▸ **Selected extract**:

┄┄┄┄┄┄┄┄┄┄┄┄┄┄┄┄┄┄┄┄

This does not work and has been thoroughly discussed in Why can't I store a value and a reference to that value in the same struct?.

One solution is to have multiple owners of a single value, known as shared ownership. One implementation is Rc.

You also want to have mutability that is not tied to the scope of the program but instead to the runtime characteristics, which can be enabled with interior mutability. One implementation of is RefCell:

use std::rc::Rc;
use std::cell::RefCell;

#[derive(Debug)]
struct Object {
    state: i32,
    printable: Option<i32>,
    dynamic: Option<i32>,
}

#[derive(Debug, Default)]
struct Manager {
    objects: Vec<Rc<RefCell<Object>>>,
    printable: Vec<Rc<RefCell<Object>>>,
    dynamic: Vec<Rc<RefCell<Object>>>,
}

impl Manager {
    fn add(&mut self, state: i32, printable: Option<i32>, dynamic: Option<i32>) {
        let obj = Object { state, printable, dynamic };
        let obj = Rc::new(RefCell::new(obj));

        self.objects.push(obj.clone());

        if printable.is_some() {
            self.printable.push(obj.clone())
        }

        if dynamic.is_some() {
            self.dynamic.push(obj.clone())

┄┄┄┄┄┄┄┄┄┄┄┄┄┄┄┄┄┄┄┄

▸ **Listing**:
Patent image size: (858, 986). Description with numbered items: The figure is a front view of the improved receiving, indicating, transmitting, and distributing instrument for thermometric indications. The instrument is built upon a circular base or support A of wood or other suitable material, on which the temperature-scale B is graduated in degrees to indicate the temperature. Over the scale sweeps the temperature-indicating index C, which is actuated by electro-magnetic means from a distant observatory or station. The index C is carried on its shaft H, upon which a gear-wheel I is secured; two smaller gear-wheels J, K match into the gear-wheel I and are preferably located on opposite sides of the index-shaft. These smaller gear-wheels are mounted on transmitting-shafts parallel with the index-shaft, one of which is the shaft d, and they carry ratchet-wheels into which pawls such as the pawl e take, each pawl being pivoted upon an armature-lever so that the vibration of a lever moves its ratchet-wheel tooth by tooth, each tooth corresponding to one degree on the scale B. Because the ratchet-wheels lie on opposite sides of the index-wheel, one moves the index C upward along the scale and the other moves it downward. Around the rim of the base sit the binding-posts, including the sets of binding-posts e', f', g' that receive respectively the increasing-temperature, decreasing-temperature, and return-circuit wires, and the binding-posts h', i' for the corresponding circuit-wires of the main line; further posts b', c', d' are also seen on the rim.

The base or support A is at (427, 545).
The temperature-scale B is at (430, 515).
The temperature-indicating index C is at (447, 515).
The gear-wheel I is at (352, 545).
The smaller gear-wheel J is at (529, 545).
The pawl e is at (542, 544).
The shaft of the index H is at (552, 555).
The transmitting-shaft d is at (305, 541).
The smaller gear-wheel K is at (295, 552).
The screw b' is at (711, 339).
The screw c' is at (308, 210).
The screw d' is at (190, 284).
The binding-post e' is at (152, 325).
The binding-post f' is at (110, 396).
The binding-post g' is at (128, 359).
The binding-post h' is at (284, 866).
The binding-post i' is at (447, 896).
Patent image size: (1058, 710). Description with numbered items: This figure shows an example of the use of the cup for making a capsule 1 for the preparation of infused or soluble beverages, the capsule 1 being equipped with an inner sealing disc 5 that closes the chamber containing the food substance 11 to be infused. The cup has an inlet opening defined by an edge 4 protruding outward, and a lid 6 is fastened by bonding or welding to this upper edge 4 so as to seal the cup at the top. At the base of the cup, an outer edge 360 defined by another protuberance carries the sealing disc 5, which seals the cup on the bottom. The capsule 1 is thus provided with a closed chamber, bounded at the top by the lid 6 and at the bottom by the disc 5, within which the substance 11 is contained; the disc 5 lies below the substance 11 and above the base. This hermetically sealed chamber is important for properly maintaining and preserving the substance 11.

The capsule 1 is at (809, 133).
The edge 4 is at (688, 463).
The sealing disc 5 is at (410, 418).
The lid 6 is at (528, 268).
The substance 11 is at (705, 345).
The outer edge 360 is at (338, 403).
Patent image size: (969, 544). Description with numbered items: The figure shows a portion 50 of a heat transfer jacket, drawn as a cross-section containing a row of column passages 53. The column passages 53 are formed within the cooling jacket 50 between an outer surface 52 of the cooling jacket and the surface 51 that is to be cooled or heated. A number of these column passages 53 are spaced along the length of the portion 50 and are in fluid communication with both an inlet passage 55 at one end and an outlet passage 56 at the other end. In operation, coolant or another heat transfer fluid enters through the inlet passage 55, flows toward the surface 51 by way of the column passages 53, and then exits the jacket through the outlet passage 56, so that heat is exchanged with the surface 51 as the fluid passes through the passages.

┄┄┄┄┄┄┄┄┄┄┄┄┄┄┄┄┄┄┄┄

▸ **Stated task**:
Translate this sentence from the excerpt on Rust ownership into Spanish: "One solution is to have multiple owners of a single value, known as shared ownership."

▸ **Response below**:
Una solución es tener varios propietarios de un único valor, lo que se conoce como propiedad compartida.